_Objective_
Give the data again exactly as written, skipping any pictures.

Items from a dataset
◇ ◇ ◇ ◇

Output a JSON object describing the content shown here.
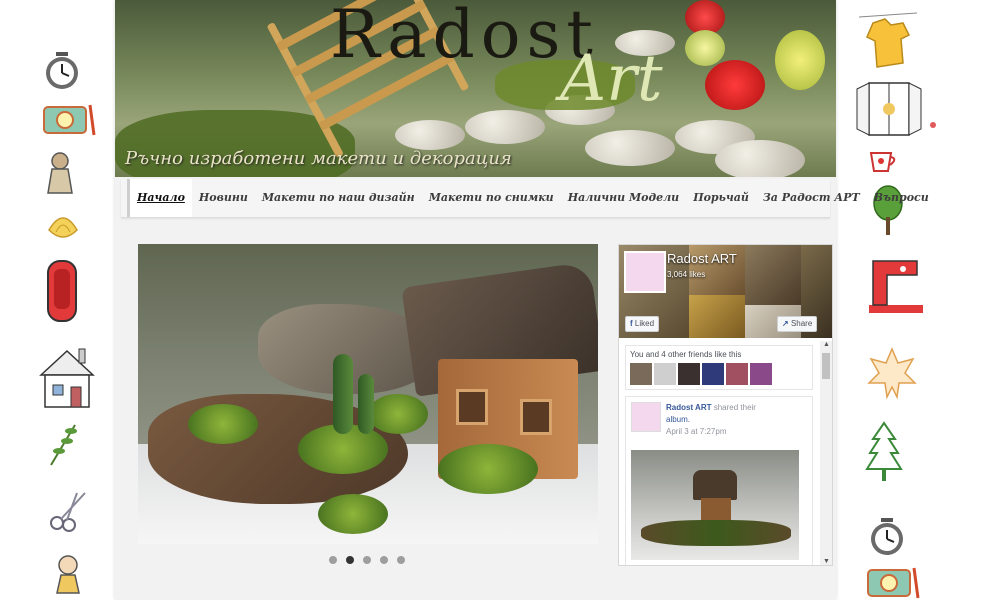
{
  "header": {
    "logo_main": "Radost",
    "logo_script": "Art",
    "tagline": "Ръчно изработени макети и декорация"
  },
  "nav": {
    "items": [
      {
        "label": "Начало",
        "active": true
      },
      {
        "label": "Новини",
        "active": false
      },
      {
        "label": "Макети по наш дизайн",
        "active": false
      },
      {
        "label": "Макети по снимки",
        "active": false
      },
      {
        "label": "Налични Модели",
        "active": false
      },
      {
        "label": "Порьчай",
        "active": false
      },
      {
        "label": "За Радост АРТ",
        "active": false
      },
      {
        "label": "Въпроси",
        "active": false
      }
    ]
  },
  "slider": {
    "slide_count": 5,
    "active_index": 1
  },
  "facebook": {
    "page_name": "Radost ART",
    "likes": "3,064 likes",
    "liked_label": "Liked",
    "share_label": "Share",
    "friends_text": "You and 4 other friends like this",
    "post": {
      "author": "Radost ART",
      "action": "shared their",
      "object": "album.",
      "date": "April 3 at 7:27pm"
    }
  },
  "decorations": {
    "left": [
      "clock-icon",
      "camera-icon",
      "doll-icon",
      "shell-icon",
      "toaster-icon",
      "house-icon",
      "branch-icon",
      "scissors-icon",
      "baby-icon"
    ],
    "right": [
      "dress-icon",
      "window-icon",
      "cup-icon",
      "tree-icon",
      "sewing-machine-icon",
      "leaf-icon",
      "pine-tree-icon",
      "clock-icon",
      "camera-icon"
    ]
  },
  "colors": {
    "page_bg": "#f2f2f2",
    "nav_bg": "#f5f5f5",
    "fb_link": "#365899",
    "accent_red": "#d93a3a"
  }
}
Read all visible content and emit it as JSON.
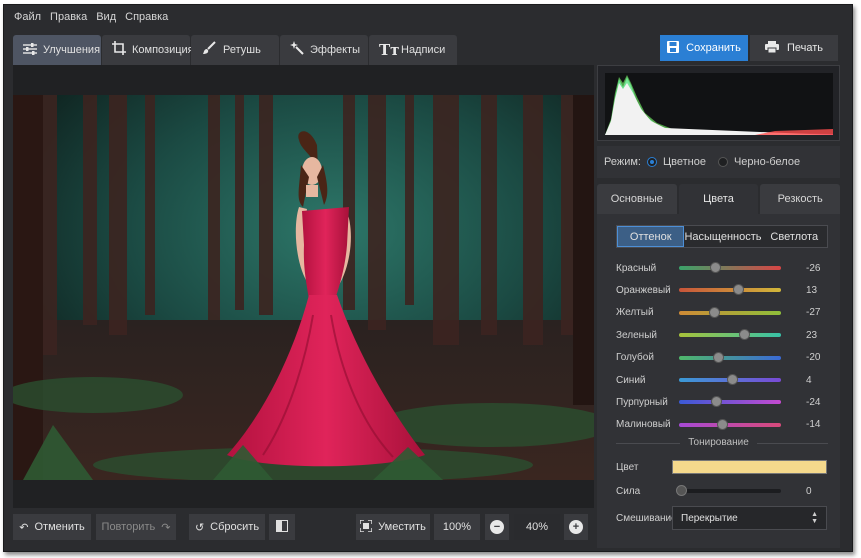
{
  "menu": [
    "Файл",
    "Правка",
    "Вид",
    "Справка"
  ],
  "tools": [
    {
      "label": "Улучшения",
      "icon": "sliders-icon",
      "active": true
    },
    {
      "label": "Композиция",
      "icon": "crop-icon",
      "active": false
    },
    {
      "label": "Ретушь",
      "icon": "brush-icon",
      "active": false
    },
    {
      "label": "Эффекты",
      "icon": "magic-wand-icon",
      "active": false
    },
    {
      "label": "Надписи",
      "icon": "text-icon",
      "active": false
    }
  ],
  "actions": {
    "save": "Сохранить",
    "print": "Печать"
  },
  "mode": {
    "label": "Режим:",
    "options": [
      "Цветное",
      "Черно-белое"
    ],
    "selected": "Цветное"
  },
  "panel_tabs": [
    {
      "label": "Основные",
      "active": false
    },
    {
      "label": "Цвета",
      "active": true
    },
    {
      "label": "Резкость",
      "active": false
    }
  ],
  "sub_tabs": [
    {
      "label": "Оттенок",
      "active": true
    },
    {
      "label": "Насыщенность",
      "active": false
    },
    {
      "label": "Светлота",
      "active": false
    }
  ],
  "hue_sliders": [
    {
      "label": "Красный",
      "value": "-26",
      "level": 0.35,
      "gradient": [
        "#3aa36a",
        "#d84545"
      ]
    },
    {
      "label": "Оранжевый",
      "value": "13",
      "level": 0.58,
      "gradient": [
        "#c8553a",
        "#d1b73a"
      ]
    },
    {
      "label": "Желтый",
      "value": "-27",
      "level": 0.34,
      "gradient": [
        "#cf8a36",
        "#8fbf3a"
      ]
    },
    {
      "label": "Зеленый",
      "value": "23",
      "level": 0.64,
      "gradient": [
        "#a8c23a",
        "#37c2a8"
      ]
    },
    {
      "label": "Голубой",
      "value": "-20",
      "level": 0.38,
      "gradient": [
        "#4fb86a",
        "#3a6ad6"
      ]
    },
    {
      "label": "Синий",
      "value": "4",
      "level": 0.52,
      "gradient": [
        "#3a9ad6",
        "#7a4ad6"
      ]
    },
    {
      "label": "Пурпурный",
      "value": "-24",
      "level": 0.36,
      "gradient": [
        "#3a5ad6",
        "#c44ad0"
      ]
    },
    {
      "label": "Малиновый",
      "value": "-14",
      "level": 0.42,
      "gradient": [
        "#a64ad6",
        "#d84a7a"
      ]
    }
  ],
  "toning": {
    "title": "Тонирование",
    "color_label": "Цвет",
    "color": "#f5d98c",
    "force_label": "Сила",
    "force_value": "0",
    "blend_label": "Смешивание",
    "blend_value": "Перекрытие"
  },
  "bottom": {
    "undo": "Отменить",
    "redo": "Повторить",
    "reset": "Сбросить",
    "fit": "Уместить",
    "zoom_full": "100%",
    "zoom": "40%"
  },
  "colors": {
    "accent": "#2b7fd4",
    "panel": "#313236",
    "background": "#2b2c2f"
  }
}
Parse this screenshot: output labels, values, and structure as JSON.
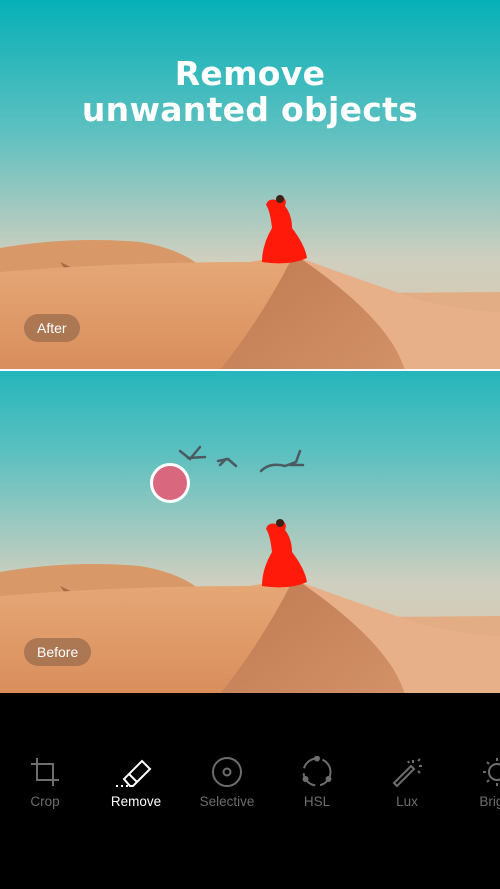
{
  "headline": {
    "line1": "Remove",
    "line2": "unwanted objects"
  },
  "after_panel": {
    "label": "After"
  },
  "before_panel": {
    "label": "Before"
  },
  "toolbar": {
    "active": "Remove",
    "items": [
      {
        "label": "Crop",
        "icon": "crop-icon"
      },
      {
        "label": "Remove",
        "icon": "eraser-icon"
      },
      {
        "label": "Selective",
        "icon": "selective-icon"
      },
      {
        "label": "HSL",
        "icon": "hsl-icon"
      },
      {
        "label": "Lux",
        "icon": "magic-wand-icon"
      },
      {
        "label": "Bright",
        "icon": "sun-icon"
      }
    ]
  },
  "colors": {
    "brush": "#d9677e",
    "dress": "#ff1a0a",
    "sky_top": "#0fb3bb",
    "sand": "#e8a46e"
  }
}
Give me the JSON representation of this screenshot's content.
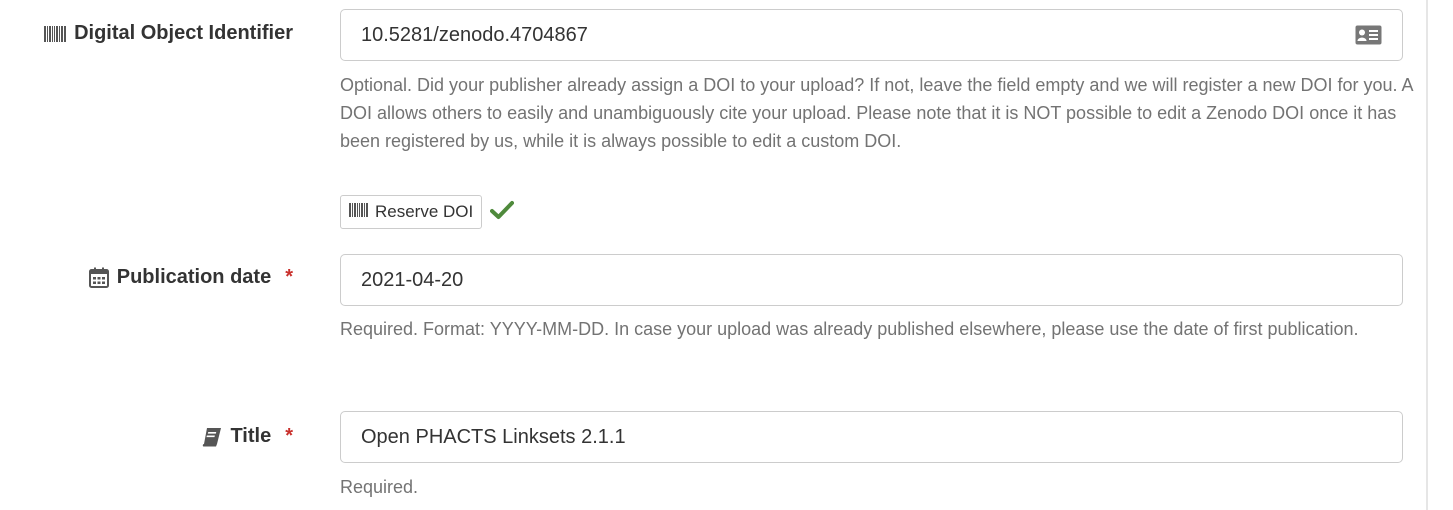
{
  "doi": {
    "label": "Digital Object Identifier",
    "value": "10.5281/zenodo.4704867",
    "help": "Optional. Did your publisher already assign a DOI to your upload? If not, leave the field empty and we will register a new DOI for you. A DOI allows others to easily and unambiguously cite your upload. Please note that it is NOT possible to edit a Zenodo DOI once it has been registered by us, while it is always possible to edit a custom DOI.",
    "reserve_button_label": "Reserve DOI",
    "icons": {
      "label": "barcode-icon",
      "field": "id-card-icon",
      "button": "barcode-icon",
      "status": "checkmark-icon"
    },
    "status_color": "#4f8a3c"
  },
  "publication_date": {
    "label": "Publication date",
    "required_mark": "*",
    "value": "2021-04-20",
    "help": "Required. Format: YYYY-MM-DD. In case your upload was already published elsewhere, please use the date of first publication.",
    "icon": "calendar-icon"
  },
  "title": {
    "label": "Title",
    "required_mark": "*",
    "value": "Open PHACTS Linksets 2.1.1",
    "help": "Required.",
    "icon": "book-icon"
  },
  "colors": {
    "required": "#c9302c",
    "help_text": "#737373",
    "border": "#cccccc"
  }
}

◇ ◇ ◇ ◇

_The output_
Output a JSON object describing the content shown here.
{
  "header": {
    "logo_main": "Radost",
    "logo_script": "Art",
    "tagline": "Ръчно изработени макети и декорация"
  },
  "nav": {
    "items": [
      {
        "label": "Начало",
        "active": true
      },
      {
        "label": "Новини",
        "active": false
      },
      {
        "label": "Макети по наш дизайн",
        "active": false
      },
      {
        "label": "Макети по снимки",
        "active": false
      },
      {
        "label": "Налични Модели",
        "active": false
      },
      {
        "label": "Порьчай",
        "active": false
      },
      {
        "label": "За Радост АРТ",
        "active": false
      },
      {
        "label": "Въпроси",
        "active": false
      }
    ]
  },
  "slider": {
    "slide_count": 5,
    "active_index": 1
  },
  "facebook": {
    "page_name": "Radost ART",
    "likes": "3,064 likes",
    "liked_label": "Liked",
    "share_label": "Share",
    "friends_text": "You and 4 other friends like this",
    "post": {
      "author": "Radost ART",
      "action": "shared their",
      "object": "album.",
      "date": "April 3 at 7:27pm"
    }
  },
  "decorations": {
    "left": [
      "clock-icon",
      "camera-icon",
      "doll-icon",
      "shell-icon",
      "toaster-icon",
      "house-icon",
      "branch-icon",
      "scissors-icon",
      "baby-icon"
    ],
    "right": [
      "dress-icon",
      "window-icon",
      "cup-icon",
      "tree-icon",
      "sewing-machine-icon",
      "leaf-icon",
      "pine-tree-icon",
      "clock-icon",
      "camera-icon"
    ]
  },
  "colors": {
    "page_bg": "#f2f2f2",
    "nav_bg": "#f5f5f5",
    "fb_link": "#365899",
    "accent_red": "#d93a3a"
  }
}
Read all visible content and emit it as JSON.
{
  "menu": [
    "Файл",
    "Правка",
    "Вид",
    "Справка"
  ],
  "tools": [
    {
      "label": "Улучшения",
      "icon": "sliders-icon",
      "active": true
    },
    {
      "label": "Композиция",
      "icon": "crop-icon",
      "active": false
    },
    {
      "label": "Ретушь",
      "icon": "brush-icon",
      "active": false
    },
    {
      "label": "Эффекты",
      "icon": "magic-wand-icon",
      "active": false
    },
    {
      "label": "Надписи",
      "icon": "text-icon",
      "active": false
    }
  ],
  "actions": {
    "save": "Сохранить",
    "print": "Печать"
  },
  "mode": {
    "label": "Режим:",
    "options": [
      "Цветное",
      "Черно-белое"
    ],
    "selected": "Цветное"
  },
  "panel_tabs": [
    {
      "label": "Основные",
      "active": false
    },
    {
      "label": "Цвета",
      "active": true
    },
    {
      "label": "Резкость",
      "active": false
    }
  ],
  "sub_tabs": [
    {
      "label": "Оттенок",
      "active": true
    },
    {
      "label": "Насыщенность",
      "active": false
    },
    {
      "label": "Светлота",
      "active": false
    }
  ],
  "hue_sliders": [
    {
      "label": "Красный",
      "value": "-26",
      "level": 0.35,
      "gradient": [
        "#3aa36a",
        "#d84545"
      ]
    },
    {
      "label": "Оранжевый",
      "value": "13",
      "level": 0.58,
      "gradient": [
        "#c8553a",
        "#d1b73a"
      ]
    },
    {
      "label": "Желтый",
      "value": "-27",
      "level": 0.34,
      "gradient": [
        "#cf8a36",
        "#8fbf3a"
      ]
    },
    {
      "label": "Зеленый",
      "value": "23",
      "level": 0.64,
      "gradient": [
        "#a8c23a",
        "#37c2a8"
      ]
    },
    {
      "label": "Голубой",
      "value": "-20",
      "level": 0.38,
      "gradient": [
        "#4fb86a",
        "#3a6ad6"
      ]
    },
    {
      "label": "Синий",
      "value": "4",
      "level": 0.52,
      "gradient": [
        "#3a9ad6",
        "#7a4ad6"
      ]
    },
    {
      "label": "Пурпурный",
      "value": "-24",
      "level": 0.36,
      "gradient": [
        "#3a5ad6",
        "#c44ad0"
      ]
    },
    {
      "label": "Малиновый",
      "value": "-14",
      "level": 0.42,
      "gradient": [
        "#a64ad6",
        "#d84a7a"
      ]
    }
  ],
  "toning": {
    "title": "Тонирование",
    "color_label": "Цвет",
    "color": "#f5d98c",
    "force_label": "Сила",
    "force_value": "0",
    "blend_label": "Смешивание",
    "blend_value": "Перекрытие"
  },
  "bottom": {
    "undo": "Отменить",
    "redo": "Повторить",
    "reset": "Сбросить",
    "fit": "Уместить",
    "zoom_full": "100%",
    "zoom": "40%"
  },
  "colors": {
    "accent": "#2b7fd4",
    "panel": "#313236",
    "background": "#2b2c2f"
  }
}
Parse this screenshot: output labels, values, and structure as JSON.
{
  "headline": {
    "line1": "Remove",
    "line2": "unwanted objects"
  },
  "after_panel": {
    "label": "After"
  },
  "before_panel": {
    "label": "Before"
  },
  "toolbar": {
    "active": "Remove",
    "items": [
      {
        "label": "Crop",
        "icon": "crop-icon"
      },
      {
        "label": "Remove",
        "icon": "eraser-icon"
      },
      {
        "label": "Selective",
        "icon": "selective-icon"
      },
      {
        "label": "HSL",
        "icon": "hsl-icon"
      },
      {
        "label": "Lux",
        "icon": "magic-wand-icon"
      },
      {
        "label": "Bright",
        "icon": "sun-icon"
      }
    ]
  },
  "colors": {
    "brush": "#d9677e",
    "dress": "#ff1a0a",
    "sky_top": "#0fb3bb",
    "sand": "#e8a46e"
  }
}
Give me the JSON representation of this screenshot's content.
{
  "doi": {
    "label": "Digital Object Identifier",
    "value": "10.5281/zenodo.4704867",
    "help": "Optional. Did your publisher already assign a DOI to your upload? If not, leave the field empty and we will register a new DOI for you. A DOI allows others to easily and unambiguously cite your upload. Please note that it is NOT possible to edit a Zenodo DOI once it has been registered by us, while it is always possible to edit a custom DOI.",
    "reserve_button_label": "Reserve DOI",
    "icons": {
      "label": "barcode-icon",
      "field": "id-card-icon",
      "button": "barcode-icon",
      "status": "checkmark-icon"
    },
    "status_color": "#4f8a3c"
  },
  "publication_date": {
    "label": "Publication date",
    "required_mark": "*",
    "value": "2021-04-20",
    "help": "Required. Format: YYYY-MM-DD. In case your upload was already published elsewhere, please use the date of first publication.",
    "icon": "calendar-icon"
  },
  "title": {
    "label": "Title",
    "required_mark": "*",
    "value": "Open PHACTS Linksets 2.1.1",
    "help": "Required.",
    "icon": "book-icon"
  },
  "colors": {
    "required": "#c9302c",
    "help_text": "#737373",
    "border": "#cccccc"
  }
}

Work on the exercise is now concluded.